Layout records:
***

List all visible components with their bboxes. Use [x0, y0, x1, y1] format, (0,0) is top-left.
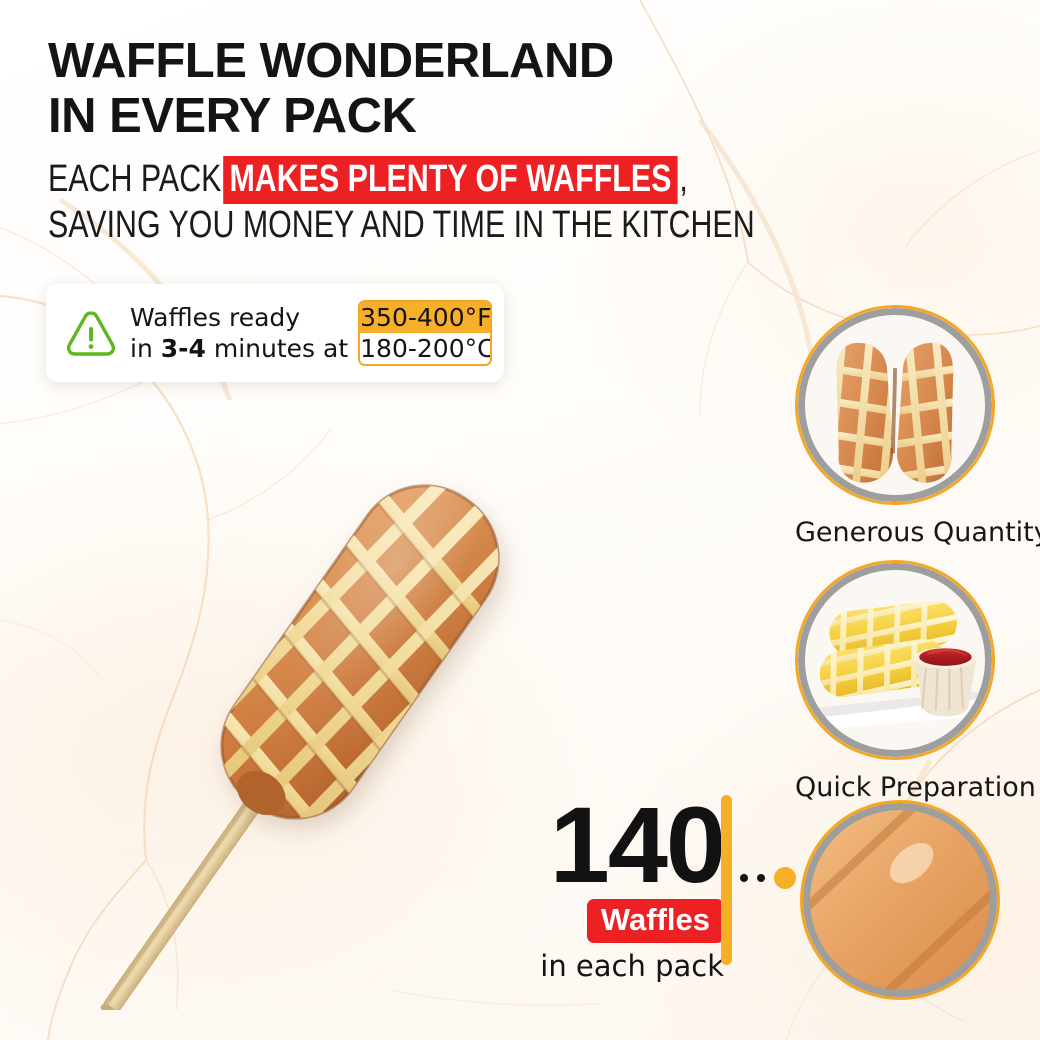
cooking-info-line-2: in 3-4 minutes at — [130, 333, 348, 364]
feature-waffle-closeup[interactable] — [800, 800, 1000, 1000]
dot-small-1 — [740, 874, 748, 882]
subheadline: EACH PACKMAKES PLENTY OF WAFFLES, SAVING… — [48, 156, 931, 248]
dot-large — [774, 867, 796, 889]
count-subtitle: in each pack — [520, 949, 730, 983]
feature-generous-quantity[interactable]: Generous Quantity — [795, 305, 995, 548]
vertical-divider-bar — [721, 795, 732, 965]
cooking-time-prefix: in — [130, 334, 161, 363]
cooking-info-card: Waffles ready in 3-4 minutes at 350-400°… — [46, 284, 504, 382]
temperature-celsius: 180-200°C — [360, 333, 490, 364]
temperature-badge-group: 350-400°F 180-200°C — [358, 300, 492, 366]
subheadline-text-after: , — [679, 158, 687, 200]
cooking-time-suffix: minutes at — [206, 334, 348, 363]
dot-sequence — [740, 867, 796, 889]
dot-small-2 — [757, 874, 765, 882]
subheadline-line-2: SAVING YOU MONEY AND TIME IN THE KITCHEN — [48, 202, 755, 248]
cooking-time-value: 3-4 — [161, 334, 206, 363]
feature-image-circle — [795, 560, 995, 760]
subheadline-text-before: EACH PACK — [48, 158, 221, 200]
waffle-sticks-closeup-icon — [803, 803, 997, 997]
count-number: 140 — [520, 795, 730, 895]
feature-quick-preparation[interactable]: Quick Preparation — [795, 560, 995, 803]
poster-canvas: WAFFLE WONDERLAND IN EVERY PACK EACH PAC… — [0, 0, 1040, 1040]
count-badge: Waffles — [587, 899, 724, 943]
two-waffle-sticks-upright-icon — [798, 308, 992, 502]
feature-image-circle — [795, 305, 995, 505]
page-title: WAFFLE WONDERLAND IN EVERY PACK — [48, 34, 614, 144]
cooking-info-line-1: Waffles ready — [130, 302, 348, 333]
subheadline-highlight: MAKES PLENTY OF WAFFLES — [223, 156, 678, 204]
waffle-sticks-with-ketchup-dip-icon — [798, 563, 992, 757]
feature-image-circle — [800, 800, 1000, 1000]
subheadline-line-1: EACH PACKMAKES PLENTY OF WAFFLES, — [48, 156, 755, 202]
count-callout: 140 Waffles in each pack — [520, 795, 730, 983]
feature-label: Quick Preparation — [795, 772, 995, 803]
cooking-info-text: Waffles ready in 3-4 minutes at — [130, 302, 348, 364]
feature-label: Generous Quantity — [795, 517, 995, 548]
warning-triangle-icon — [64, 306, 118, 360]
count-badge-row: Waffles — [520, 899, 730, 943]
temperature-fahrenheit: 350-400°F — [360, 302, 490, 333]
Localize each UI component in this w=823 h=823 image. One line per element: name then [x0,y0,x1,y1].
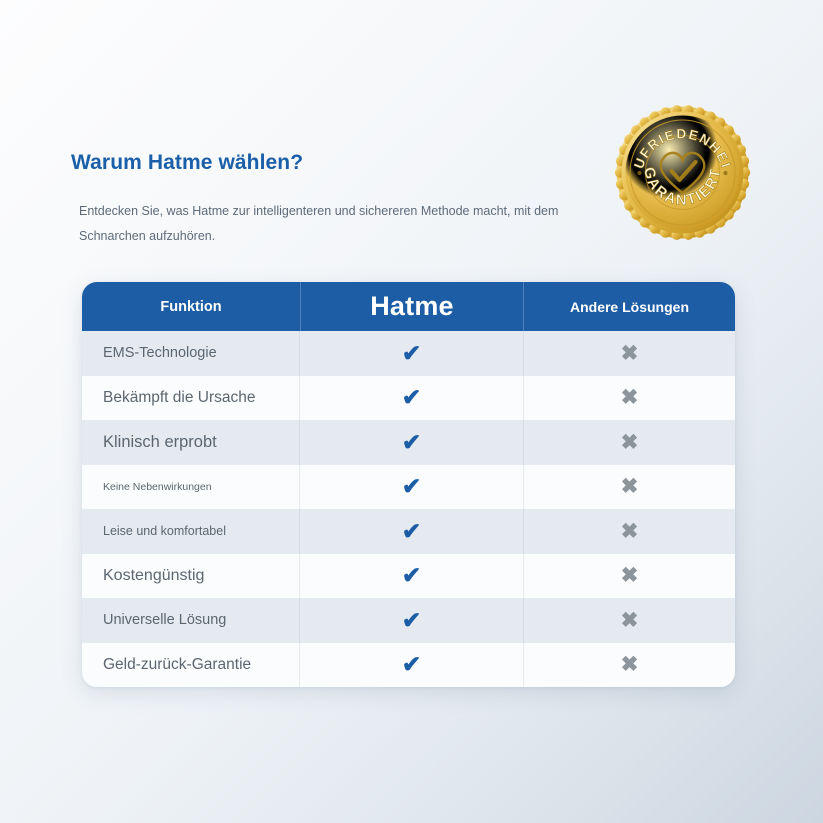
hatme-check-icon: ✔ [300,643,524,688]
column-header-feature: Funktion [82,282,300,331]
page-title: Warum Hatme wählen? [71,150,631,175]
hatme-check-icon: ✔ [300,331,524,376]
feature-label: Universelle Lösung [82,598,300,643]
feature-label: Bekämpft die Ursache [82,376,300,421]
table-row: Universelle Lösung✔✖ [82,598,735,643]
feature-label: EMS-Technologie [82,331,300,376]
other-cross-icon: ✖ [524,465,735,510]
column-header-other: Andere Lösungen [524,282,735,331]
page-header: Warum Hatme wählen? Entdecken Sie, was H… [71,150,631,249]
other-cross-icon: ✖ [524,643,735,688]
column-header-hatme: Hatme [300,282,524,331]
table-body: EMS-Technologie✔✖Bekämpft die Ursache✔✖K… [82,331,735,687]
table-row: EMS-Technologie✔✖ [82,331,735,376]
hatme-check-icon: ✔ [300,509,524,554]
feature-label: Keine Nebenwirkungen [82,465,300,510]
feature-label: Klinisch erprobt [82,420,300,465]
table-header-row: Funktion Hatme Andere Lösungen [82,282,735,331]
other-cross-icon: ✖ [524,509,735,554]
feature-label: Kostengünstig [82,554,300,599]
other-cross-icon: ✖ [524,554,735,599]
feature-label: Geld-zurück-Garantie [82,643,300,688]
other-cross-icon: ✖ [524,420,735,465]
table-row: Kostengünstig✔✖ [82,554,735,599]
other-cross-icon: ✖ [524,376,735,421]
table-row: Bekämpft die Ursache✔✖ [82,376,735,421]
hatme-check-icon: ✔ [300,465,524,510]
page-subtitle: Entdecken Sie, was Hatme zur intelligent… [79,199,579,249]
table-row: Geld-zurück-Garantie✔✖ [82,643,735,688]
hatme-check-icon: ✔ [300,598,524,643]
hatme-check-icon: ✔ [300,420,524,465]
table-row: Keine Nebenwirkungen✔✖ [82,465,735,510]
comparison-table: Funktion Hatme Andere Lösungen EMS-Techn… [82,282,735,687]
other-cross-icon: ✖ [524,598,735,643]
table-row: Klinisch erprobt✔✖ [82,420,735,465]
other-cross-icon: ✖ [524,331,735,376]
feature-label: Leise und komfortabel [82,509,300,554]
hatme-check-icon: ✔ [300,376,524,421]
hatme-check-icon: ✔ [300,554,524,599]
table-row: Leise und komfortabel✔✖ [82,509,735,554]
satisfaction-guarantee-badge: ZUFRIEDENHEIT GARANTIERT [612,102,753,243]
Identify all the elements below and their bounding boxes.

***

▸ Exercise objective
Recast the lines above as a Markdown table with the columns "Number" and "Line", leaving out blank lines. Include only the stretch that opens with the line containing "hatme-check-icon: ✔ [300,643,524,688]" and closes with the line containing "feature-label: Universelle Lösung", both ends included.

▸ Task response
| Number | Line |
|---|---|
| 1 | hatme-check-icon: ✔ [300,643,524,688] |
| 2 | column-header-feature: Funktion [82,282,300,331] |
| 3 | page-title: Warum Hatme wählen? [71,150,631,175] |
| 4 | hatme-check-icon: ✔ [300,331,524,376] |
| 5 | feature-label: Universelle Lösung [82,598,300,643] |